[Source data]

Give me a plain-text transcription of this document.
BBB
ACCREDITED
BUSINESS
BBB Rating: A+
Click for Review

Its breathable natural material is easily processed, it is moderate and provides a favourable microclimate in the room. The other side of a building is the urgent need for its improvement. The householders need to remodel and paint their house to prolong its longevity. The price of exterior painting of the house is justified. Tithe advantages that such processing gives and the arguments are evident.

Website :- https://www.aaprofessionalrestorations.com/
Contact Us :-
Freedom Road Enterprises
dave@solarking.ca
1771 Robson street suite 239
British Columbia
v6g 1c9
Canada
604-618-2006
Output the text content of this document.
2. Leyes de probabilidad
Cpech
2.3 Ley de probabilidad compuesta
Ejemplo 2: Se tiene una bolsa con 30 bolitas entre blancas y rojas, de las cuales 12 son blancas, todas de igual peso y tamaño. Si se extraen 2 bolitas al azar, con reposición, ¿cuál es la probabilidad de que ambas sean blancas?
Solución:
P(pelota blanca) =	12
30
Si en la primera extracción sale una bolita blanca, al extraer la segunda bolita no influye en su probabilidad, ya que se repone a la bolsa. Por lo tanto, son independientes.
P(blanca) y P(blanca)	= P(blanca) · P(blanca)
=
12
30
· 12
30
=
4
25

→ Given request:
In the records above, locate the lines holding the word "document". Copy each of them.

→ Exercise solution:
Give me a plain-text transcription of this document.
Output the text content of this document.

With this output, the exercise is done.